[begin Data supplied]

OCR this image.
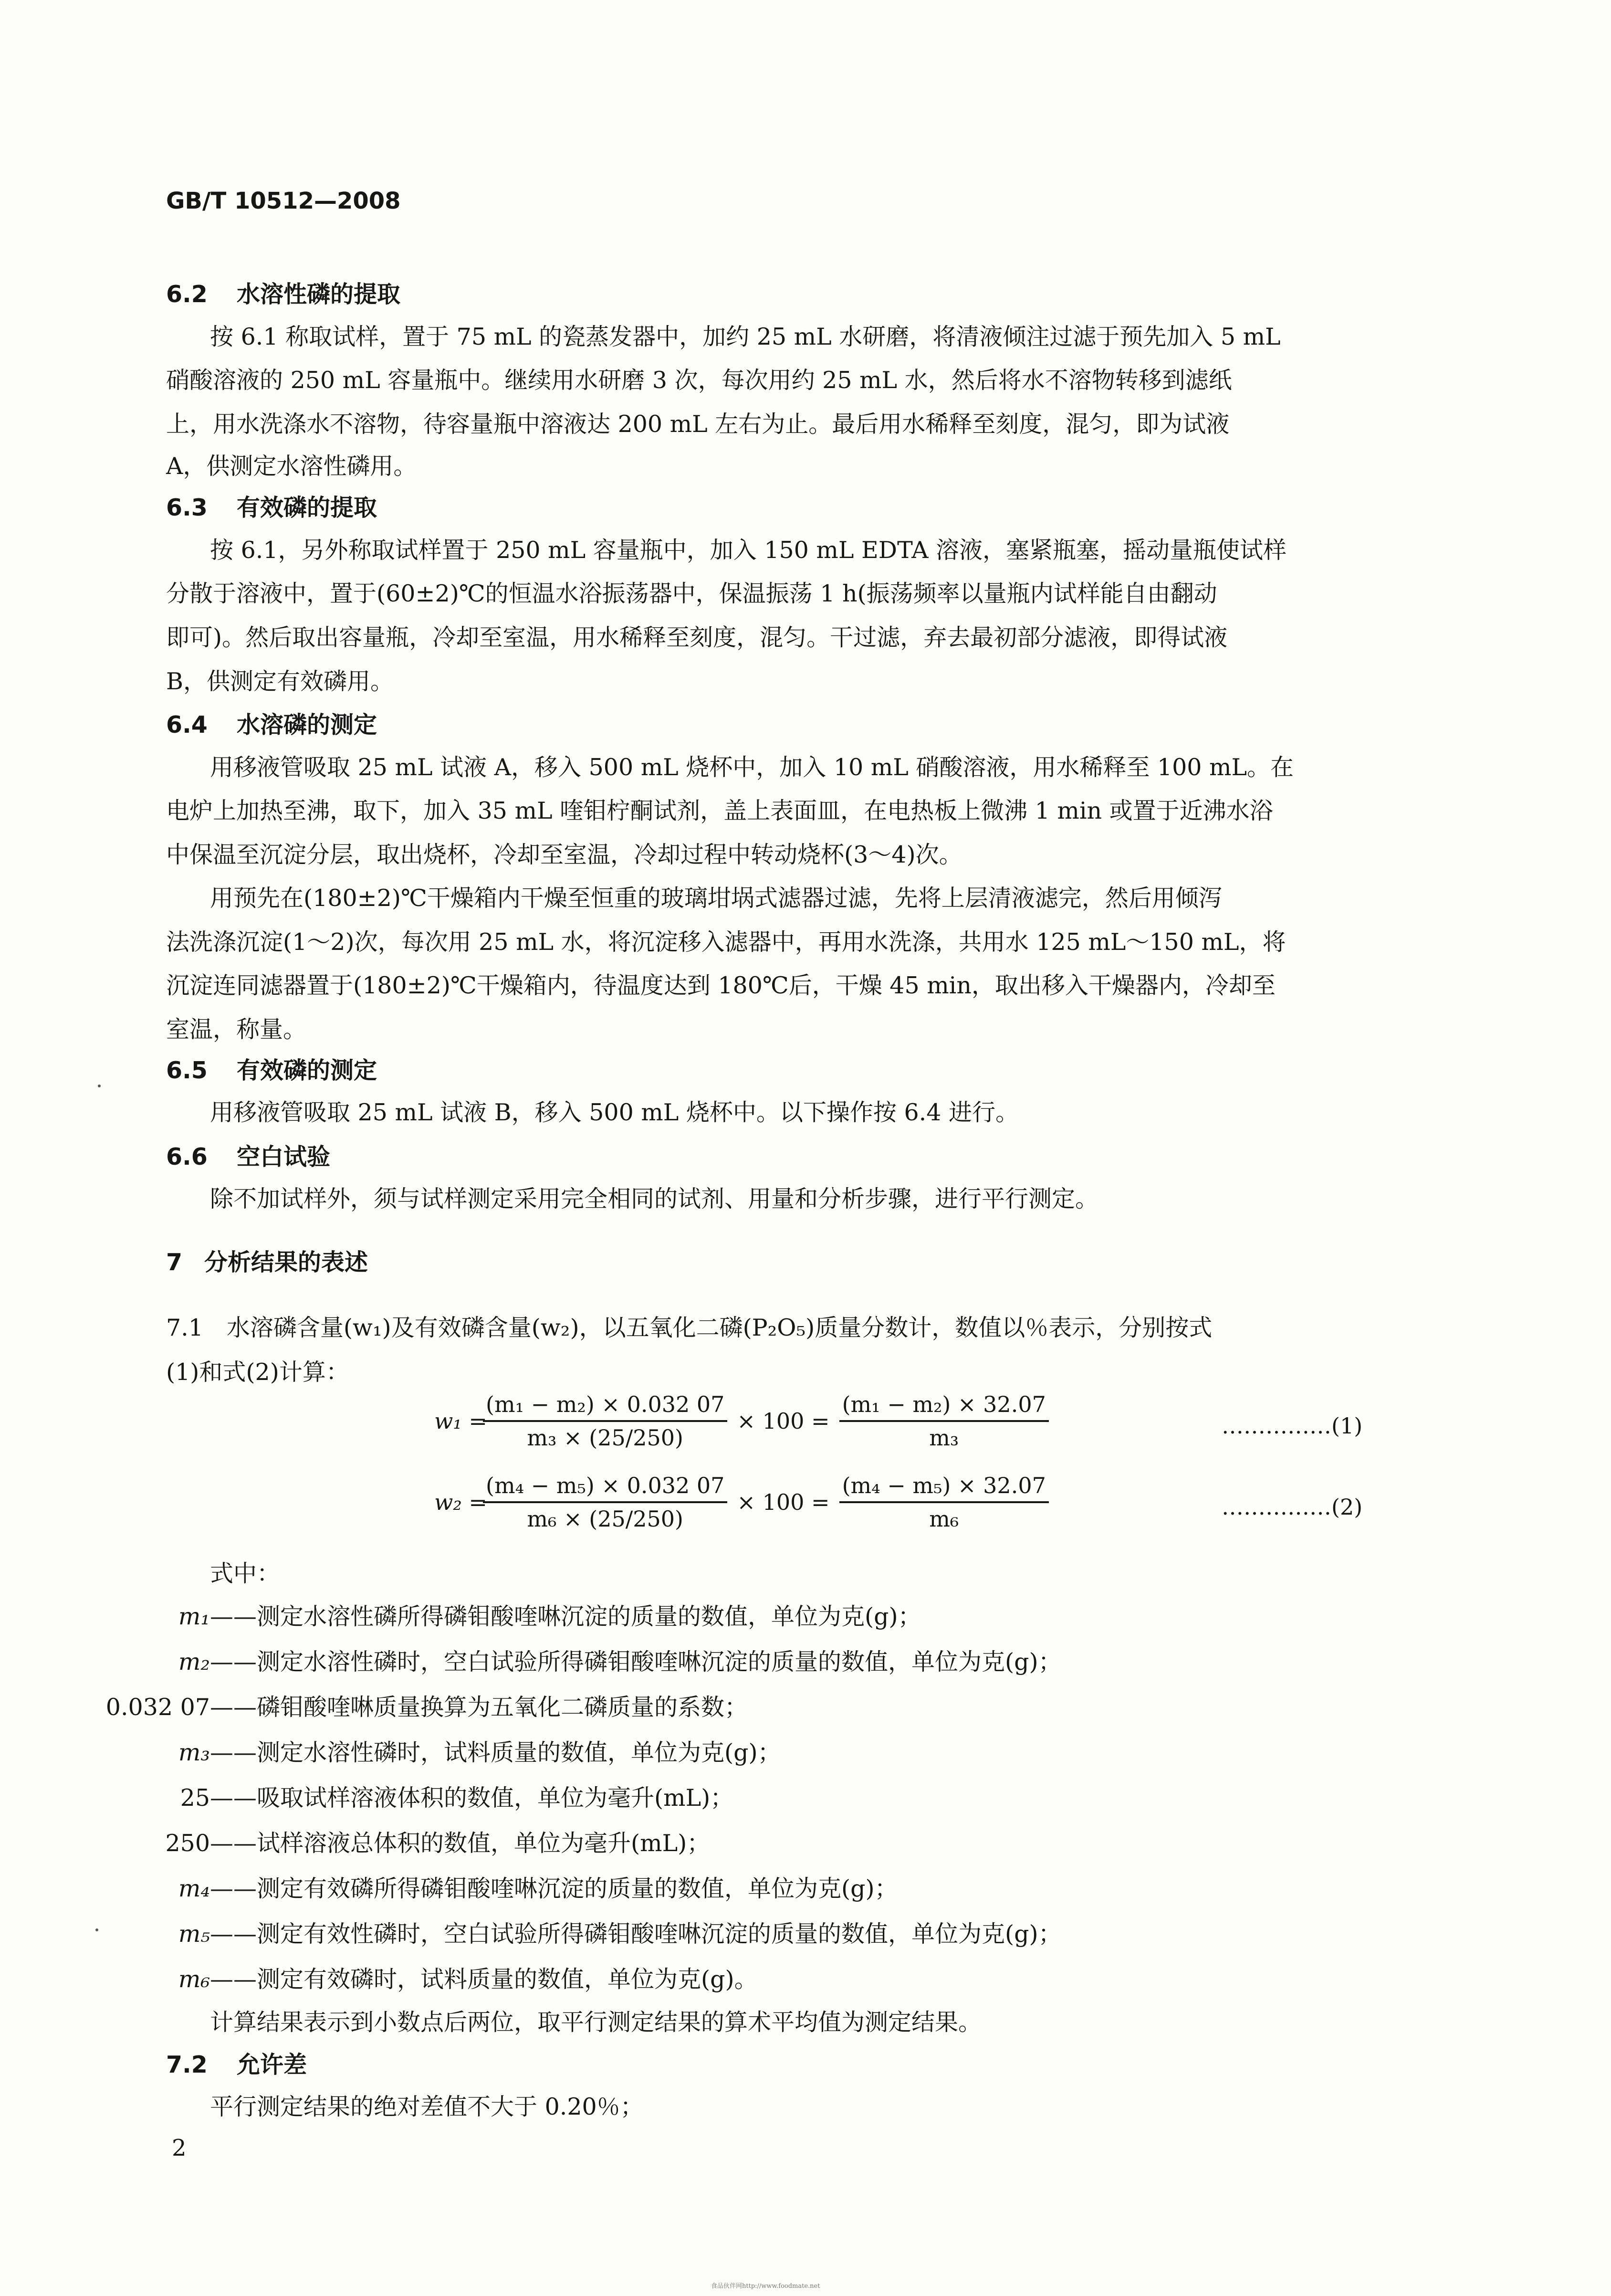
GB/T 10512—2008
6.2 水溶性磷的提取
按 6.1 称取试样，置于 75 mL 的瓷蒸发器中，加约 25 mL 水研磨，将清液倾注过滤于预先加入 5 mL
硝酸溶液的 250 mL 容量瓶中。继续用水研磨 3 次，每次用约 25 mL 水，然后将水不溶物转移到滤纸
上，用水洗涤水不溶物，待容量瓶中溶液达 200 mL 左右为止。最后用水稀释至刻度，混匀，即为试液
A，供测定水溶性磷用。
6.3 有效磷的提取
按 6.1，另外称取试样置于 250 mL 容量瓶中，加入 150 mL EDTA 溶液，塞紧瓶塞，摇动量瓶使试样
分散于溶液中，置于(60±2)℃的恒温水浴振荡器中，保温振荡 1 h(振荡频率以量瓶内试样能自由翻动
即可)。然后取出容量瓶，冷却至室温，用水稀释至刻度，混匀。干过滤，弃去最初部分滤液，即得试液
B，供测定有效磷用。
6.4 水溶磷的测定
用移液管吸取 25 mL 试液 A，移入 500 mL 烧杯中，加入 10 mL 硝酸溶液，用水稀释至 100 mL。在
电炉上加热至沸，取下，加入 35 mL 喹钼柠酮试剂，盖上表面皿，在电热板上微沸 1 min 或置于近沸水浴
中保温至沉淀分层，取出烧杯，冷却至室温，冷却过程中转动烧杯(3～4)次。
用预先在(180±2)℃干燥箱内干燥至恒重的玻璃坩埚式滤器过滤，先将上层清液滤完，然后用倾泻
法洗涤沉淀(1～2)次，每次用 25 mL 水，将沉淀移入滤器中，再用水洗涤，共用水 125 mL～150 mL，将
沉淀连同滤器置于(180±2)℃干燥箱内，待温度达到 180℃后，干燥 45 min，取出移入干燥器内，冷却至
室温，称量。
6.5 有效磷的测定
用移液管吸取 25 mL 试液 B，移入 500 mL 烧杯中。以下操作按 6.4 进行。
6.6 空白试验
除不加试样外，须与试样测定采用完全相同的试剂、用量和分析步骤，进行平行测定。
7 分析结果的表述
7.1　水溶磷含量(w₁)及有效磷含量(w₂)，以五氧化二磷(P₂O₅)质量分数计，数值以％表示，分别按式
(1)和式(2)计算：
w₁ =
$\frac{\text{(m₁ − m₂) × 0.032 07}}{\text{m₃ × (25/250)}} \times 100 = \frac{\text{(m₁ − m₂) × 32.07}}{\text{m₃}}$	……………(1)
w₂ =
$\frac{\text{(m₄ − m₅) × 0.032 07}}{\text{m₆ × (25/250)}} \times 100 = \frac{\text{(m₄ − m₅) × 32.07}}{\text{m₆}}$	……………(2)
式中：
m₁——测定水溶性磷所得磷钼酸喹啉沉淀的质量的数值，单位为克(g)；
m₂——测定水溶性磷时，空白试验所得磷钼酸喹啉沉淀的质量的数值，单位为克(g)；
0.032 07——磷钼酸喹啉质量换算为五氧化二磷质量的系数；
m₃——测定水溶性磷时，试料质量的数值，单位为克(g)；
25——吸取试样溶液体积的数值，单位为毫升(mL)；
250——试样溶液总体积的数值，单位为毫升(mL)；
m₄——测定有效磷所得磷钼酸喹啉沉淀的质量的数值，单位为克(g)；
m₅——测定有效性磷时，空白试验所得磷钼酸喹啉沉淀的质量的数值，单位为克(g)；
m₆——测定有效磷时，试料质量的数值，单位为克(g)。
计算结果表示到小数点后两位，取平行测定结果的算术平均值为测定结果。
7.2 允许差
平行测定结果的绝对差值不大于 0.20％；
2
食品伙伴网http://www.foodmate.net
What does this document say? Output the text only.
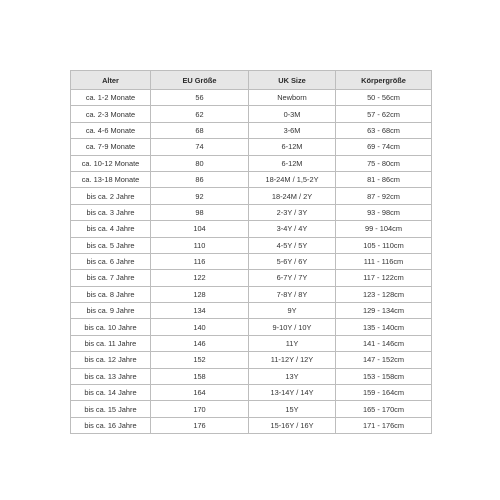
Alter	EU Größe	UK Size	Körpergröße
ca. 1-2 Monate	56	Newborn	50 - 56cm
ca. 2-3 Monate	62	0-3M	57 - 62cm
ca. 4-6 Monate	68	3-6M	63 - 68cm
ca. 7-9 Monate	74	6-12M	69 - 74cm
ca. 10-12 Monate	80	6-12M	75 - 80cm
ca. 13-18 Monate	86	18-24M / 1,5-2Y	81 - 86cm
bis ca. 2 Jahre	92	18-24M / 2Y	87 - 92cm
bis ca. 3 Jahre	98	2-3Y / 3Y	93 - 98cm
bis ca. 4 Jahre	104	3-4Y / 4Y	99 - 104cm
bis ca. 5 Jahre	110	4-5Y / 5Y	105 - 110cm
bis ca. 6 Jahre	116	5-6Y / 6Y	111 - 116cm
bis ca. 7 Jahre	122	6-7Y / 7Y	117 - 122cm
bis ca. 8 Jahre	128	7-8Y / 8Y	123 - 128cm
bis ca. 9 Jahre	134	9Y	129 - 134cm
bis ca. 10 Jahre	140	9-10Y / 10Y	135 - 140cm
bis ca. 11 Jahre	146	11Y	141 - 146cm
bis ca. 12 Jahre	152	11-12Y / 12Y	147 - 152cm
bis ca. 13 Jahre	158	13Y	153 - 158cm
bis ca. 14 Jahre	164	13-14Y / 14Y	159 - 164cm
bis ca. 15 Jahre	170	15Y	165 - 170cm
bis ca. 16 Jahre	176	15-16Y / 16Y	171 - 176cm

[end Data supplied]

Write out the entries again, exactly as given, skipping any images.

• The output
OCR this image.
GB/T 10512—2008
6.2 水溶性磷的提取
按 6.1 称取试样，置于 75 mL 的瓷蒸发器中，加约 25 mL 水研磨，将清液倾注过滤于预先加入 5 mL
硝酸溶液的 250 mL 容量瓶中。继续用水研磨 3 次，每次用约 25 mL 水，然后将水不溶物转移到滤纸
上，用水洗涤水不溶物，待容量瓶中溶液达 200 mL 左右为止。最后用水稀释至刻度，混匀，即为试液
A，供测定水溶性磷用。
6.3 有效磷的提取
按 6.1，另外称取试样置于 250 mL 容量瓶中，加入 150 mL EDTA 溶液，塞紧瓶塞，摇动量瓶使试样
分散于溶液中，置于(60±2)℃的恒温水浴振荡器中，保温振荡 1 h(振荡频率以量瓶内试样能自由翻动
即可)。然后取出容量瓶，冷却至室温，用水稀释至刻度，混匀。干过滤，弃去最初部分滤液，即得试液
B，供测定有效磷用。
6.4 水溶磷的测定
用移液管吸取 25 mL 试液 A，移入 500 mL 烧杯中，加入 10 mL 硝酸溶液，用水稀释至 100 mL。在
电炉上加热至沸，取下，加入 35 mL 喹钼柠酮试剂，盖上表面皿，在电热板上微沸 1 min 或置于近沸水浴
中保温至沉淀分层，取出烧杯，冷却至室温，冷却过程中转动烧杯(3～4)次。
用预先在(180±2)℃干燥箱内干燥至恒重的玻璃坩埚式滤器过滤，先将上层清液滤完，然后用倾泻
法洗涤沉淀(1～2)次，每次用 25 mL 水，将沉淀移入滤器中，再用水洗涤，共用水 125 mL～150 mL，将
沉淀连同滤器置于(180±2)℃干燥箱内，待温度达到 180℃后，干燥 45 min，取出移入干燥器内，冷却至
室温，称量。
6.5 有效磷的测定
用移液管吸取 25 mL 试液 B，移入 500 mL 烧杯中。以下操作按 6.4 进行。
6.6 空白试验
除不加试样外，须与试样测定采用完全相同的试剂、用量和分析步骤，进行平行测定。
7 分析结果的表述
7.1　水溶磷含量(w₁)及有效磷含量(w₂)，以五氧化二磷(P₂O₅)质量分数计，数值以％表示，分别按式
(1)和式(2)计算：
w₁ =
$\frac{\text{(m₁ − m₂) × 0.032 07}}{\text{m₃ × (25/250)}} \times 100 = \frac{\text{(m₁ − m₂) × 32.07}}{\text{m₃}}$	……………(1)
w₂ =
$\frac{\text{(m₄ − m₅) × 0.032 07}}{\text{m₆ × (25/250)}} \times 100 = \frac{\text{(m₄ − m₅) × 32.07}}{\text{m₆}}$	……………(2)
式中：
m₁——测定水溶性磷所得磷钼酸喹啉沉淀的质量的数值，单位为克(g)；
m₂——测定水溶性磷时，空白试验所得磷钼酸喹啉沉淀的质量的数值，单位为克(g)；
0.032 07——磷钼酸喹啉质量换算为五氧化二磷质量的系数；
m₃——测定水溶性磷时，试料质量的数值，单位为克(g)；
25——吸取试样溶液体积的数值，单位为毫升(mL)；
250——试样溶液总体积的数值，单位为毫升(mL)；
m₄——测定有效磷所得磷钼酸喹啉沉淀的质量的数值，单位为克(g)；
m₅——测定有效性磷时，空白试验所得磷钼酸喹啉沉淀的质量的数值，单位为克(g)；
m₆——测定有效磷时，试料质量的数值，单位为克(g)。
计算结果表示到小数点后两位，取平行测定结果的算术平均值为测定结果。
7.2 允许差
平行测定结果的绝对差值不大于 0.20％；
2
食品伙伴网http://www.foodmate.net
What does this document say? Output the text only.
Alter	EU Größe	UK Size	Körpergröße
ca. 1-2 Monate	56	Newborn	50 - 56cm
ca. 2-3 Monate	62	0-3M	57 - 62cm
ca. 4-6 Monate	68	3-6M	63 - 68cm
ca. 7-9 Monate	74	6-12M	69 - 74cm
ca. 10-12 Monate	80	6-12M	75 - 80cm
ca. 13-18 Monate	86	18-24M / 1,5-2Y	81 - 86cm
bis ca. 2 Jahre	92	18-24M / 2Y	87 - 92cm
bis ca. 3 Jahre	98	2-3Y / 3Y	93 - 98cm
bis ca. 4 Jahre	104	3-4Y / 4Y	99 - 104cm
bis ca. 5 Jahre	110	4-5Y / 5Y	105 - 110cm
bis ca. 6 Jahre	116	5-6Y / 6Y	111 - 116cm
bis ca. 7 Jahre	122	6-7Y / 7Y	117 - 122cm
bis ca. 8 Jahre	128	7-8Y / 8Y	123 - 128cm
bis ca. 9 Jahre	134	9Y	129 - 134cm
bis ca. 10 Jahre	140	9-10Y / 10Y	135 - 140cm
bis ca. 11 Jahre	146	11Y	141 - 146cm
bis ca. 12 Jahre	152	11-12Y / 12Y	147 - 152cm
bis ca. 13 Jahre	158	13Y	153 - 158cm
bis ca. 14 Jahre	164	13-14Y / 14Y	159 - 164cm
bis ca. 15 Jahre	170	15Y	165 - 170cm
bis ca. 16 Jahre	176	15-16Y / 16Y	171 - 176cm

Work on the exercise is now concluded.